Task to carry out: Would you extract the whole listing below and retype it exactly?

>> begin Given entries

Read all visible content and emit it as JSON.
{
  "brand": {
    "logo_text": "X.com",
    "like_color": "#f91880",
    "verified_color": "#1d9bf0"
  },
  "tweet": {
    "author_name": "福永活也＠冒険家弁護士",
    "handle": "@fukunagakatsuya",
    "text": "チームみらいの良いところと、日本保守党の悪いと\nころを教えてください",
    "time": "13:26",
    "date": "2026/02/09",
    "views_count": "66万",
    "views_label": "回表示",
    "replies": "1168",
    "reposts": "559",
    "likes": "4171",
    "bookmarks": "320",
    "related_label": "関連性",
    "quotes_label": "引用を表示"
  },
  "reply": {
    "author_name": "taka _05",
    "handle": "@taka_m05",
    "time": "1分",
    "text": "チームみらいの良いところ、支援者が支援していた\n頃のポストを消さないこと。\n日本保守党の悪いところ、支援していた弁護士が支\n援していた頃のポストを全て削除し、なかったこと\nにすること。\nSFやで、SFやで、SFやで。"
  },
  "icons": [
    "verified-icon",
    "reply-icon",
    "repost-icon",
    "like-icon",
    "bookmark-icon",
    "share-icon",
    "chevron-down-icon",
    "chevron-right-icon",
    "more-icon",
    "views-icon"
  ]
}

>> end Given entries

Answer to this problem:
Read all visible content and emit it as JSON.
{
  "brand": {
    "logo_text": "X.com",
    "like_color": "#f91880",
    "verified_color": "#1d9bf0"
  },
  "tweet": {
    "author_name": "福永活也＠冒険家弁護士",
    "handle": "@fukunagakatsuya",
    "text": "チームみらいの良いところと、日本保守党の悪いと\nころを教えてください",
    "time": "13:26",
    "date": "2026/02/09",
    "views_count": "66万",
    "views_label": "回表示",
    "replies": "1168",
    "reposts": "559",
    "likes": "4171",
    "bookmarks": "320",
    "related_label": "関連性",
    "quotes_label": "引用を表示"
  },
  "reply": {
    "author_name": "taka _05",
    "handle": "@taka_m05",
    "time": "1分",
    "text": "チームみらいの良いところ、支援者が支援していた\n頃のポストを消さないこと。\n日本保守党の悪いところ、支援していた弁護士が支\n援していた頃のポストを全て削除し、なかったこと\nにすること。\nSFやで、SFやで、SFやで。"
  },
  "icons": [
    "verified-icon",
    "reply-icon",
    "repost-icon",
    "like-icon",
    "bookmark-icon",
    "share-icon",
    "chevron-down-icon",
    "chevron-right-icon",
    "more-icon",
    "views-icon"
  ]
}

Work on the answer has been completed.